→ **INPUT RECORDS**
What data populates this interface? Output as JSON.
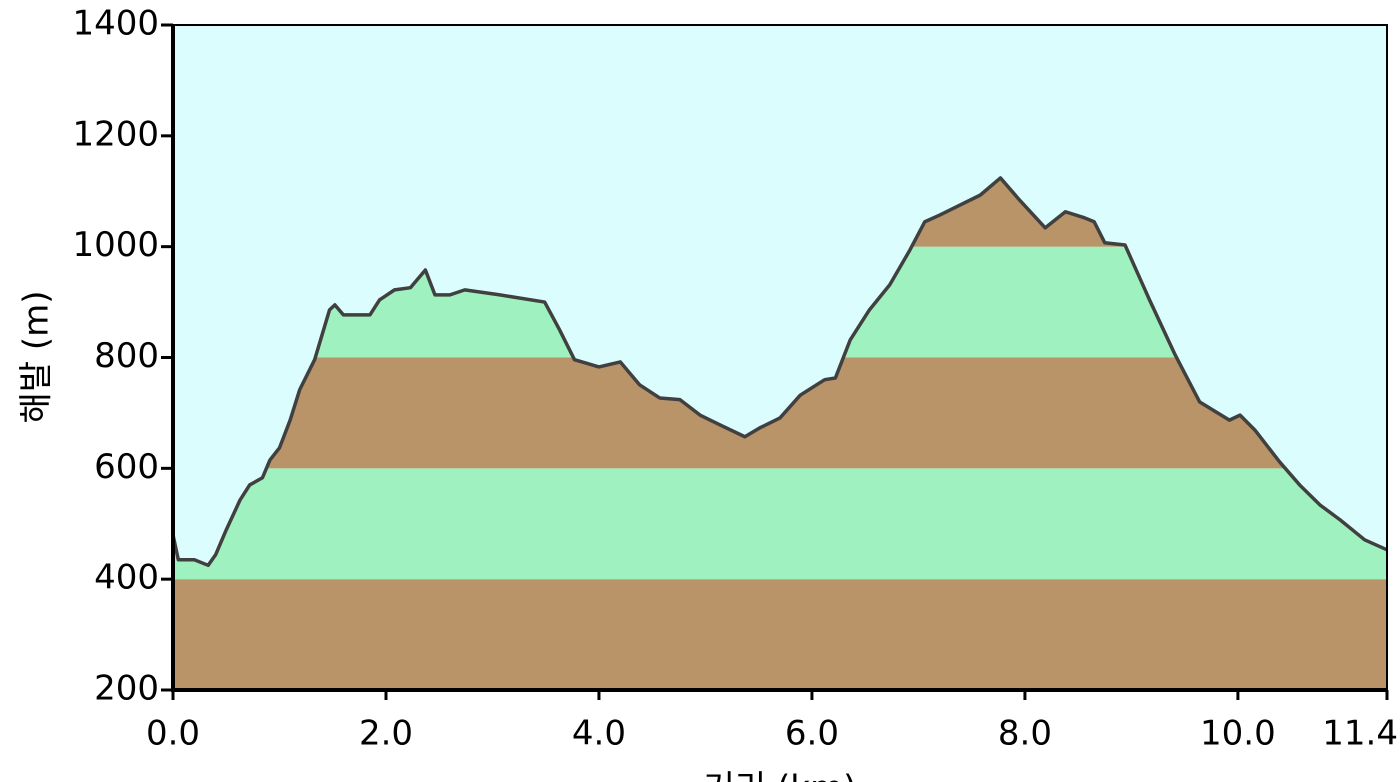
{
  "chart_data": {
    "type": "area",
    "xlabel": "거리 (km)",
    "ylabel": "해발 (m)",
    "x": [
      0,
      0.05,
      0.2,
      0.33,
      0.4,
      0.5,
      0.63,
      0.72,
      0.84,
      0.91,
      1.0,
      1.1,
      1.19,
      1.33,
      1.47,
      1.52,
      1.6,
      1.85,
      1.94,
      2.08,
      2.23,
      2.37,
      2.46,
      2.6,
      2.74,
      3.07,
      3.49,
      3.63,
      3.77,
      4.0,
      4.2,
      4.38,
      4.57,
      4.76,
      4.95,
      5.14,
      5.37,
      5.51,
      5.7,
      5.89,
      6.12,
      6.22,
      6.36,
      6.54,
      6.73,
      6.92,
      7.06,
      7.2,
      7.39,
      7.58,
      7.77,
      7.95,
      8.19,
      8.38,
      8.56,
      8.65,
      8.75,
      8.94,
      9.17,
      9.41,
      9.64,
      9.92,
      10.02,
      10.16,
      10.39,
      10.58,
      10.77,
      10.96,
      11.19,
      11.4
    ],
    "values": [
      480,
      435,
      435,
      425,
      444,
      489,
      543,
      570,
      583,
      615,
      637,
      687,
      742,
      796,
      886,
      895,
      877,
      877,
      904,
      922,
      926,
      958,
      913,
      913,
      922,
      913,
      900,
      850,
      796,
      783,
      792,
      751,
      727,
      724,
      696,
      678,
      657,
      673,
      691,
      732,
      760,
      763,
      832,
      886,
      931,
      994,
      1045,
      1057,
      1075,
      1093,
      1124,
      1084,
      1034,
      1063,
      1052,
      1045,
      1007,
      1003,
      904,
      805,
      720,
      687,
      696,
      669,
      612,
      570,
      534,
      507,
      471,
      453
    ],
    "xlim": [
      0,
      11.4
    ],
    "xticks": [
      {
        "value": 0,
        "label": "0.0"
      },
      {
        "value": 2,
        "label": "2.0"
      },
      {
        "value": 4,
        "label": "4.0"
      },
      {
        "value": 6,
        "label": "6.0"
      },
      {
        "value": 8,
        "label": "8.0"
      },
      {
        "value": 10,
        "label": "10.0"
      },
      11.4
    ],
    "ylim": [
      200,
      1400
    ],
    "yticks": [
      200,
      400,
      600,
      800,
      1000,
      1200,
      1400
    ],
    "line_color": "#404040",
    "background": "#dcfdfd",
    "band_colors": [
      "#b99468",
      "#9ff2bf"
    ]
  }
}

→ **DIRECTIONS FOR THIS TASK**
Reproduce each entry precisely. Leave the pictures out.

→ **RESPONSE BELOW**
What data populates this interface? Output as JSON.
{
  "chart_data": {
    "type": "area",
    "xlabel": "거리 (km)",
    "ylabel": "해발 (m)",
    "x": [
      0,
      0.05,
      0.2,
      0.33,
      0.4,
      0.5,
      0.63,
      0.72,
      0.84,
      0.91,
      1.0,
      1.1,
      1.19,
      1.33,
      1.47,
      1.52,
      1.6,
      1.85,
      1.94,
      2.08,
      2.23,
      2.37,
      2.46,
      2.6,
      2.74,
      3.07,
      3.49,
      3.63,
      3.77,
      4.0,
      4.2,
      4.38,
      4.57,
      4.76,
      4.95,
      5.14,
      5.37,
      5.51,
      5.7,
      5.89,
      6.12,
      6.22,
      6.36,
      6.54,
      6.73,
      6.92,
      7.06,
      7.2,
      7.39,
      7.58,
      7.77,
      7.95,
      8.19,
      8.38,
      8.56,
      8.65,
      8.75,
      8.94,
      9.17,
      9.41,
      9.64,
      9.92,
      10.02,
      10.16,
      10.39,
      10.58,
      10.77,
      10.96,
      11.19,
      11.4
    ],
    "values": [
      480,
      435,
      435,
      425,
      444,
      489,
      543,
      570,
      583,
      615,
      637,
      687,
      742,
      796,
      886,
      895,
      877,
      877,
      904,
      922,
      926,
      958,
      913,
      913,
      922,
      913,
      900,
      850,
      796,
      783,
      792,
      751,
      727,
      724,
      696,
      678,
      657,
      673,
      691,
      732,
      760,
      763,
      832,
      886,
      931,
      994,
      1045,
      1057,
      1075,
      1093,
      1124,
      1084,
      1034,
      1063,
      1052,
      1045,
      1007,
      1003,
      904,
      805,
      720,
      687,
      696,
      669,
      612,
      570,
      534,
      507,
      471,
      453
    ],
    "xlim": [
      0,
      11.4
    ],
    "xticks": [
      {
        "value": 0,
        "label": "0.0"
      },
      {
        "value": 2,
        "label": "2.0"
      },
      {
        "value": 4,
        "label": "4.0"
      },
      {
        "value": 6,
        "label": "6.0"
      },
      {
        "value": 8,
        "label": "8.0"
      },
      {
        "value": 10,
        "label": "10.0"
      },
      11.4
    ],
    "ylim": [
      200,
      1400
    ],
    "yticks": [
      200,
      400,
      600,
      800,
      1000,
      1200,
      1400
    ],
    "line_color": "#404040",
    "background": "#dcfdfd",
    "band_colors": [
      "#b99468",
      "#9ff2bf"
    ]
  }
}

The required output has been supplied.